• _PROBLEM DESCRIPTION_: Repeat all the records exactly, omitting pictures.

Collection entries:
[BEGIN]

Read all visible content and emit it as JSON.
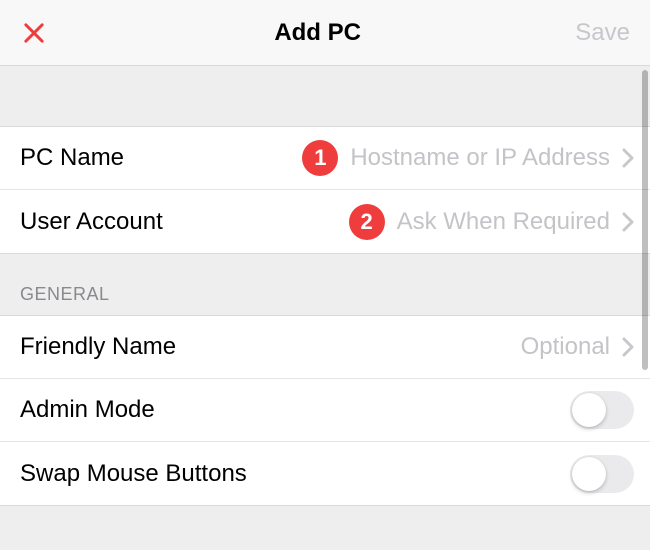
{
  "navbar": {
    "title": "Add PC",
    "close_icon": "close-icon",
    "save_label": "Save"
  },
  "section1": {
    "rows": [
      {
        "label": "PC Name",
        "value": "Hostname or IP Address",
        "badge": "1"
      },
      {
        "label": "User Account",
        "value": "Ask When Required",
        "badge": "2"
      }
    ]
  },
  "section2": {
    "header": "GENERAL",
    "rows": [
      {
        "label": "Friendly Name",
        "value": "Optional",
        "type": "disclosure"
      },
      {
        "label": "Admin Mode",
        "type": "toggle",
        "on": false
      },
      {
        "label": "Swap Mouse Buttons",
        "type": "toggle",
        "on": false
      }
    ]
  },
  "colors": {
    "accent": "#ef3d3d",
    "placeholder": "#c4c4c8"
  }
}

[END]

• _FINISHED TASK_:
Read all visible content and emit it as JSON.
{
  "navbar": {
    "title": "Add PC",
    "close_icon": "close-icon",
    "save_label": "Save"
  },
  "section1": {
    "rows": [
      {
        "label": "PC Name",
        "value": "Hostname or IP Address",
        "badge": "1"
      },
      {
        "label": "User Account",
        "value": "Ask When Required",
        "badge": "2"
      }
    ]
  },
  "section2": {
    "header": "GENERAL",
    "rows": [
      {
        "label": "Friendly Name",
        "value": "Optional",
        "type": "disclosure"
      },
      {
        "label": "Admin Mode",
        "type": "toggle",
        "on": false
      },
      {
        "label": "Swap Mouse Buttons",
        "type": "toggle",
        "on": false
      }
    ]
  },
  "colors": {
    "accent": "#ef3d3d",
    "placeholder": "#c4c4c8"
  }
}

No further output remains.